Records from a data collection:
::::
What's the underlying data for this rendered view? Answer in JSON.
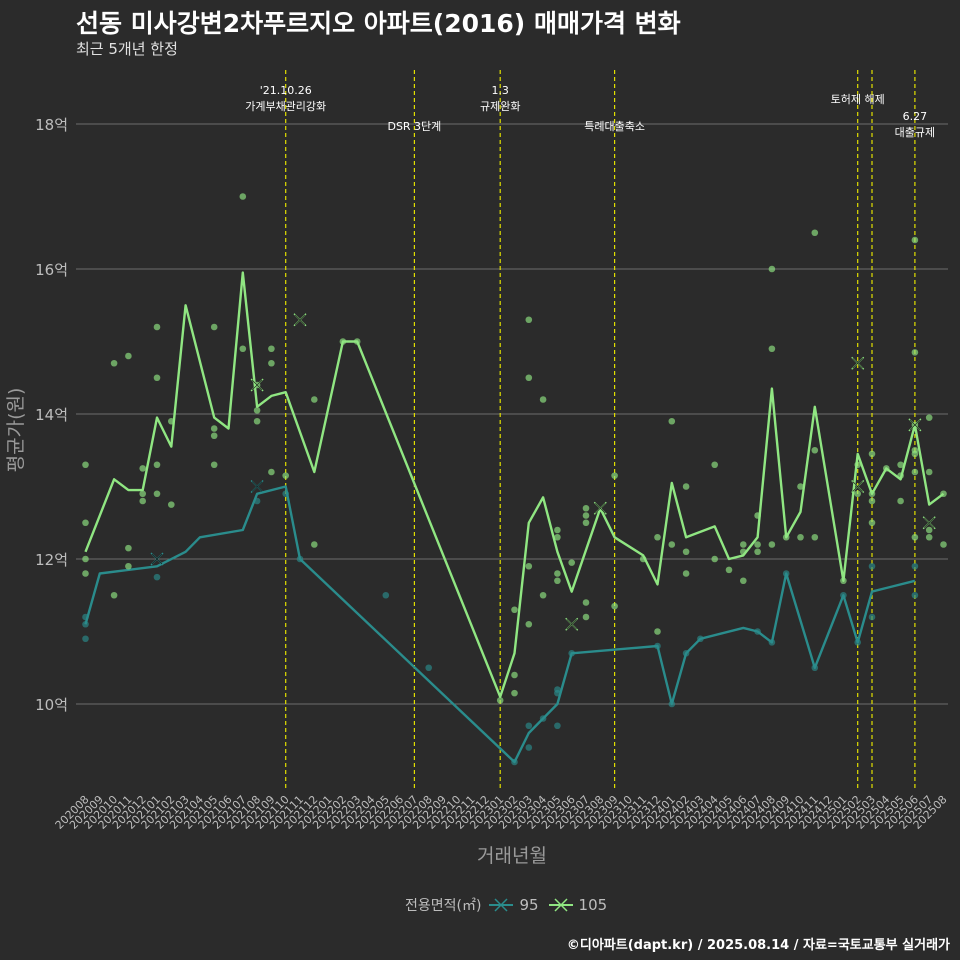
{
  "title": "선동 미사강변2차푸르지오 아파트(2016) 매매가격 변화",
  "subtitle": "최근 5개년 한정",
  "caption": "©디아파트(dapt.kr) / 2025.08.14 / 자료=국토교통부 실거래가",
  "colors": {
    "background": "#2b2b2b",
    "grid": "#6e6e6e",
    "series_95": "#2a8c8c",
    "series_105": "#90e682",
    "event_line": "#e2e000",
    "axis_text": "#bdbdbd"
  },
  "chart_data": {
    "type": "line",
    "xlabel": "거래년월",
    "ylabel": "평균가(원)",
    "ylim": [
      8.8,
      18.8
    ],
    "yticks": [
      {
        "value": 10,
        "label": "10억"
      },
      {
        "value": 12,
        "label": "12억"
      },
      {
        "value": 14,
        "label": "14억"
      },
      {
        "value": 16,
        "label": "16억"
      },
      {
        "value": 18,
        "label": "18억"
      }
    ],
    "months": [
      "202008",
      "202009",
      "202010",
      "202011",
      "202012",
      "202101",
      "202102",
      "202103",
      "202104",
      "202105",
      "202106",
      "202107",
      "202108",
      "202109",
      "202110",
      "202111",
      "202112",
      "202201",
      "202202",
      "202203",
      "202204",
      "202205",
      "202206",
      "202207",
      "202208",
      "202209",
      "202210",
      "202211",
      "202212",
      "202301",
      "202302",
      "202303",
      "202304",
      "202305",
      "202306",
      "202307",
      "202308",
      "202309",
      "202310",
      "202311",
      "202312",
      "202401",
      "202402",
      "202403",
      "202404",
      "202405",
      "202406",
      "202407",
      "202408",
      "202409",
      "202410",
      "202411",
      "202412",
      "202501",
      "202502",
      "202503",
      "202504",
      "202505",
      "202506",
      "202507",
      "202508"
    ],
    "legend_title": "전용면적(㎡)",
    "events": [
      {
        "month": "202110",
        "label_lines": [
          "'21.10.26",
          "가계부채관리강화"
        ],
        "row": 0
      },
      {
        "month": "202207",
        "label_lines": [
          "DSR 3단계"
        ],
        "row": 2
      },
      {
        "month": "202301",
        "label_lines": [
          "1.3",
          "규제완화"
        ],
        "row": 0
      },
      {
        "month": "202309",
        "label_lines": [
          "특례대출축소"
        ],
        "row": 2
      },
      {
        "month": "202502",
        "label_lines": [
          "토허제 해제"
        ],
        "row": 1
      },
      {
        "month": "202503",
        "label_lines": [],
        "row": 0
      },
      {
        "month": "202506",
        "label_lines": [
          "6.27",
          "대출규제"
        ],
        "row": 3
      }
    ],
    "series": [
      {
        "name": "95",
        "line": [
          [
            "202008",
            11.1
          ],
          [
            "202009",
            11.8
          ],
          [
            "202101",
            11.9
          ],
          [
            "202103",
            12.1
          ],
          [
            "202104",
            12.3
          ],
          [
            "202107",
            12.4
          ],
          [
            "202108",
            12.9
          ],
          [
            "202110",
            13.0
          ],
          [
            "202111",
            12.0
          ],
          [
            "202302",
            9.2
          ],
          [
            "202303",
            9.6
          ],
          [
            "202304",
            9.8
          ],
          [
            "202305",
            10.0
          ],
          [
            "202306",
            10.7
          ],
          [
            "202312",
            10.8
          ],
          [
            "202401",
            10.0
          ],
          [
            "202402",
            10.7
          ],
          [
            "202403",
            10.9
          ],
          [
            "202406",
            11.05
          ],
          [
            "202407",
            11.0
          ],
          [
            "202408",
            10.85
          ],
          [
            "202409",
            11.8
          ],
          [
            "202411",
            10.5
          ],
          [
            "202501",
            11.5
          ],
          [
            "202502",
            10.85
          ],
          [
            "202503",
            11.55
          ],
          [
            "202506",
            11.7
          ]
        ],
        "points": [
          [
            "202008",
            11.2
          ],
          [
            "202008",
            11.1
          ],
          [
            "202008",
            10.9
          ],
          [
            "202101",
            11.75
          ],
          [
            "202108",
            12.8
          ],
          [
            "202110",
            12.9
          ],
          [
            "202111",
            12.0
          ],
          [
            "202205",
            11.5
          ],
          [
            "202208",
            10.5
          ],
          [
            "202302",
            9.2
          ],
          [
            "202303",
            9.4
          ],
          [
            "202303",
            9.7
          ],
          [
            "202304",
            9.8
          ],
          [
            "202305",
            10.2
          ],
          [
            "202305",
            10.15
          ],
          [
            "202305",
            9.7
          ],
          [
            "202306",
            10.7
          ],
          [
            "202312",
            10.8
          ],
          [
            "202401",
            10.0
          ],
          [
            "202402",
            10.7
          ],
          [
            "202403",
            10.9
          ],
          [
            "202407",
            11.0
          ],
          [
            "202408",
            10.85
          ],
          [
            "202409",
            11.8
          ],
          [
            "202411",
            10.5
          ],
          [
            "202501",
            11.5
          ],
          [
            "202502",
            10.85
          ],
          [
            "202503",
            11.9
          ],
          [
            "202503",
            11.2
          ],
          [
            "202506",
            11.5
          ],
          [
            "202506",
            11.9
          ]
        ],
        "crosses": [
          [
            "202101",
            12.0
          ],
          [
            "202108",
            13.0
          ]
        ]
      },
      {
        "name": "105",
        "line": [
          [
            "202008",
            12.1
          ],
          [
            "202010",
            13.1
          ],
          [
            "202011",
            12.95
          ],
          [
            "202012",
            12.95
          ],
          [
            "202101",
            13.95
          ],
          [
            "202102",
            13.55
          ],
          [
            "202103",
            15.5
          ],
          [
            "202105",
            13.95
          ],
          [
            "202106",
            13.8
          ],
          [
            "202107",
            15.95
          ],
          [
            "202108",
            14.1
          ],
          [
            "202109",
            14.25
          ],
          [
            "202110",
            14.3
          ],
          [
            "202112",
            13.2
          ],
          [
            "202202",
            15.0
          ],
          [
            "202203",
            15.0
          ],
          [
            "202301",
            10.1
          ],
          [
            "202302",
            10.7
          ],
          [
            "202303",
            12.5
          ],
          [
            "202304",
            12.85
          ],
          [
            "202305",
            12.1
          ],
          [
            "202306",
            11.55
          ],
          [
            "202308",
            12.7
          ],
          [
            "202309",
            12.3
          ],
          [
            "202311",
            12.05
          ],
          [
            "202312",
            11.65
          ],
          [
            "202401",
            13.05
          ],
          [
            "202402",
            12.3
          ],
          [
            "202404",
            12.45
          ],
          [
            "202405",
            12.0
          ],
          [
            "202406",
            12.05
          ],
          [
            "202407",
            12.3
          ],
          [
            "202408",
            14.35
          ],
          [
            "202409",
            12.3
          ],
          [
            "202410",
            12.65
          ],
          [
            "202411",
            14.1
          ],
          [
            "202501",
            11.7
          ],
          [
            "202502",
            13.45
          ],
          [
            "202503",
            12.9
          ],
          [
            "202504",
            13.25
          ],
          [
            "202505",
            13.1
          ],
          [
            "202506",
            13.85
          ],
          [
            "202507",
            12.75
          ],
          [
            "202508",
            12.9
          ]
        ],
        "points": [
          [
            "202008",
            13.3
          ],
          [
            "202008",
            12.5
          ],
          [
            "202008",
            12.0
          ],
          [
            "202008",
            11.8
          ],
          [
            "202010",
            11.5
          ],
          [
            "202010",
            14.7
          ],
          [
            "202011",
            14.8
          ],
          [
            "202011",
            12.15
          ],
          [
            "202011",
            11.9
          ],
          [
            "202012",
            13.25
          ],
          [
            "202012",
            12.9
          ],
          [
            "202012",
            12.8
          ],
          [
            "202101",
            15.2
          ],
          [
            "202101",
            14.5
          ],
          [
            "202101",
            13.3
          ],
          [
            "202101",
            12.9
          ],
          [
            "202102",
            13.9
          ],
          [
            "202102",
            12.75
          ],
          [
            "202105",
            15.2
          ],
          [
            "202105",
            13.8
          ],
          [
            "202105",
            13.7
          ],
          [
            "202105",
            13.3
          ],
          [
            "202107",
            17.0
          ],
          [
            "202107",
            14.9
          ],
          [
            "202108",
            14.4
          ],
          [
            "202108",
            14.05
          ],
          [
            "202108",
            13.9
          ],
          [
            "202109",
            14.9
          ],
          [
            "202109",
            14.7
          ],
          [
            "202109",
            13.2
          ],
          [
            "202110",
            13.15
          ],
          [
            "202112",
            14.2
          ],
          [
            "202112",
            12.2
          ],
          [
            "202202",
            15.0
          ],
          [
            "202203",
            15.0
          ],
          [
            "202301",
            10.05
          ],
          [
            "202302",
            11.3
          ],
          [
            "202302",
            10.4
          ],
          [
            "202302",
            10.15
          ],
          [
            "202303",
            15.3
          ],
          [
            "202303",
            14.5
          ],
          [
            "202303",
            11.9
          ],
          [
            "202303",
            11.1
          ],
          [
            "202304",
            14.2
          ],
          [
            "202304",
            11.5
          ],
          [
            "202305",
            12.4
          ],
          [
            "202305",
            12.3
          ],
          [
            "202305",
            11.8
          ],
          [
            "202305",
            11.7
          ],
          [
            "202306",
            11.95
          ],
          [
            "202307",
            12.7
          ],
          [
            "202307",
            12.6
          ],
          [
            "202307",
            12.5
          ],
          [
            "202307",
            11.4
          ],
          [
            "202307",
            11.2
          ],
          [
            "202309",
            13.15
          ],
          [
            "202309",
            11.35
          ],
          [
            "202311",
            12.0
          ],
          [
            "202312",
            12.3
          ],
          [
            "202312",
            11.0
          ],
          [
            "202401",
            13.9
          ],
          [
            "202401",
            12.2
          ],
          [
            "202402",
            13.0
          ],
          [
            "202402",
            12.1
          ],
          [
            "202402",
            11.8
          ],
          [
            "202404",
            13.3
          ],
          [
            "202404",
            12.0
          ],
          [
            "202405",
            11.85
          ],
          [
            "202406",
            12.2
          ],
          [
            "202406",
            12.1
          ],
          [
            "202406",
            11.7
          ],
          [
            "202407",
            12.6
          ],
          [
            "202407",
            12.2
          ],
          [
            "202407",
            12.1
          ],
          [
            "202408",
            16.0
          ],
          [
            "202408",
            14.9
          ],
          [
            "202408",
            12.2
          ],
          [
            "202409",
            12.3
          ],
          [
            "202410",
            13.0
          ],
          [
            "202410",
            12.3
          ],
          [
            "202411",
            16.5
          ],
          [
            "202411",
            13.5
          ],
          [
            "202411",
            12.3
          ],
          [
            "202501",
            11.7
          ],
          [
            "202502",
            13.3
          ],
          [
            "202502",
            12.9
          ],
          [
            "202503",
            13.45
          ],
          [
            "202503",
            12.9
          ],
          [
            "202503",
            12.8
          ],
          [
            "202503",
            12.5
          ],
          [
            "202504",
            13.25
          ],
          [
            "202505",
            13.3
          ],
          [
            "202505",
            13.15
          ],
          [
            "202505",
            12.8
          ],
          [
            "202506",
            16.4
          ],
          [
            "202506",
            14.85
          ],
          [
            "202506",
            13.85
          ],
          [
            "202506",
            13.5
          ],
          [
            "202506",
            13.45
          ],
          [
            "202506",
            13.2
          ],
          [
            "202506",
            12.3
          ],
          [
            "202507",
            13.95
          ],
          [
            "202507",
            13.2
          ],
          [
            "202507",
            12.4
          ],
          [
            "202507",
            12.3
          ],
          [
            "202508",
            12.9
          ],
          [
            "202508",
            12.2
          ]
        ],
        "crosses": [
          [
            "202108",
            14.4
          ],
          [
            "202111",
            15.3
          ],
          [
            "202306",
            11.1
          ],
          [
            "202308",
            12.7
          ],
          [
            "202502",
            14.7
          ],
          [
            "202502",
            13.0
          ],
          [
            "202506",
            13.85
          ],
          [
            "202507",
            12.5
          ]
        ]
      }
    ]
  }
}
::::
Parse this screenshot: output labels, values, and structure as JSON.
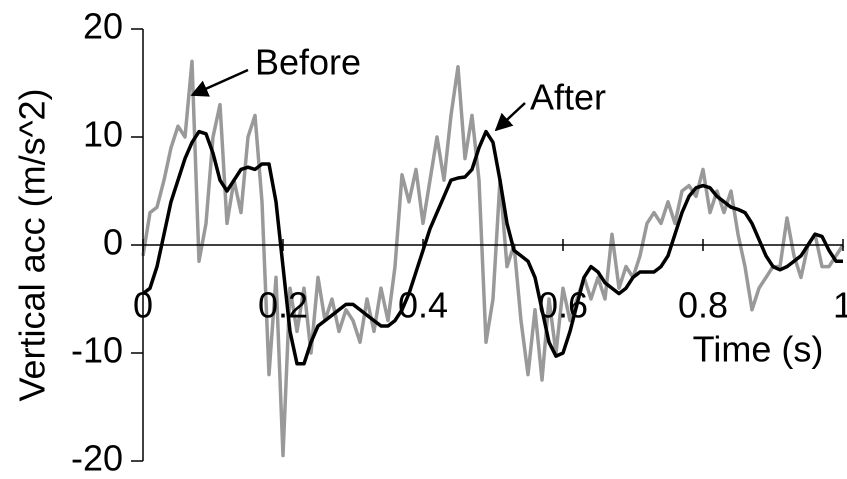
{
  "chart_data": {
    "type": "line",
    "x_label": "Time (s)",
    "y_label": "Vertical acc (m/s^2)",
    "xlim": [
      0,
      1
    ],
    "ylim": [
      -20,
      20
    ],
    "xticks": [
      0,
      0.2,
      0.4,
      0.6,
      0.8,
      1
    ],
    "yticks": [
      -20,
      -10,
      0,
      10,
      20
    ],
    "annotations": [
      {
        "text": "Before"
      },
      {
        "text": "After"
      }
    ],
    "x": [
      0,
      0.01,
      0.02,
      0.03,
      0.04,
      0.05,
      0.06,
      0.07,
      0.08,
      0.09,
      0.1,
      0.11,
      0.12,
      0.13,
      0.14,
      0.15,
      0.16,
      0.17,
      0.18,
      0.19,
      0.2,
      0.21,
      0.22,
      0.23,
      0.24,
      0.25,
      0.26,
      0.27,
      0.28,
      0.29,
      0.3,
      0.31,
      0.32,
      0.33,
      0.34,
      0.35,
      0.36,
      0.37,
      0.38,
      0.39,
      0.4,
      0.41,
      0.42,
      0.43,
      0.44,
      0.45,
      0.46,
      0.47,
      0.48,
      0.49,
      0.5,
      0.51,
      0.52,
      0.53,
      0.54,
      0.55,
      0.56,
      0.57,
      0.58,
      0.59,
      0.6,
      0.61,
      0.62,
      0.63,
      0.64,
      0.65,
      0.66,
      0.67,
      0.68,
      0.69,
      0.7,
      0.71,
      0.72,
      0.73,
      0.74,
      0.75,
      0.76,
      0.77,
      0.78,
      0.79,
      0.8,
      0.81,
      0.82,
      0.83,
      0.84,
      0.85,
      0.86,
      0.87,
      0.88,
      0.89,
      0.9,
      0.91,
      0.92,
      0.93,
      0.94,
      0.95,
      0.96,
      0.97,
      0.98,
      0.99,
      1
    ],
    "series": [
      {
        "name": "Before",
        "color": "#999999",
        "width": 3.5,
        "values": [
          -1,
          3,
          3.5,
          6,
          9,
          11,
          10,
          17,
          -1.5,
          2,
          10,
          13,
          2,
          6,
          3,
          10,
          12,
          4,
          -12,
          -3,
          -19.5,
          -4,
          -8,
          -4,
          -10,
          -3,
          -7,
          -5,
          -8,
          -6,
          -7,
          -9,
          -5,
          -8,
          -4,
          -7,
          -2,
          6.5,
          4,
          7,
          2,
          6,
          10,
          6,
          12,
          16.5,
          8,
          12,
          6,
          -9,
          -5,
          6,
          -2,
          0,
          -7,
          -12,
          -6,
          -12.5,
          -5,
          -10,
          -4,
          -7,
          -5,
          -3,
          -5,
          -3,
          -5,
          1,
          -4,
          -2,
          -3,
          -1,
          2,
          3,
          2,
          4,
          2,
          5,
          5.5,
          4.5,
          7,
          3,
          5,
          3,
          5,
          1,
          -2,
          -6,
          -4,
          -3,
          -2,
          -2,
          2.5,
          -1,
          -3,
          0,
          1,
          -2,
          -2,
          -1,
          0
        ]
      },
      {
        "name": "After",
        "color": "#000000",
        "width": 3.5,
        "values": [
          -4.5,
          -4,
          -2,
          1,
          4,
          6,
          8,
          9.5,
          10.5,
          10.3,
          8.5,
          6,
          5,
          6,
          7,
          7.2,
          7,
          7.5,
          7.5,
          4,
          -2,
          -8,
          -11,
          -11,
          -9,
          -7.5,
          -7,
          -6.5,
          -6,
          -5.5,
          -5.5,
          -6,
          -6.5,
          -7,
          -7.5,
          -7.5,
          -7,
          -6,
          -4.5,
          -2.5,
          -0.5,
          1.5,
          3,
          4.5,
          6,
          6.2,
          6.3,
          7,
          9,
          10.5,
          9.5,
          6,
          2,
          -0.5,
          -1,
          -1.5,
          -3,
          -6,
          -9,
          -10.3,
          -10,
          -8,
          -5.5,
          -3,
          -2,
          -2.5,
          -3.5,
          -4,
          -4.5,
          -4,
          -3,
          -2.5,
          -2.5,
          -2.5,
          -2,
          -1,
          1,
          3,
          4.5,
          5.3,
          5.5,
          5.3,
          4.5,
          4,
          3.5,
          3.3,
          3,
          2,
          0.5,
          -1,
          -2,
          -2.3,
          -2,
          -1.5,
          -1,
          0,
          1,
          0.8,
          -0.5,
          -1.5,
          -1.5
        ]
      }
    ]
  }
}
::::
EXERCISE: From the records above, work out how many lines contain the string "this". Give only the number.

RESPONSE: 2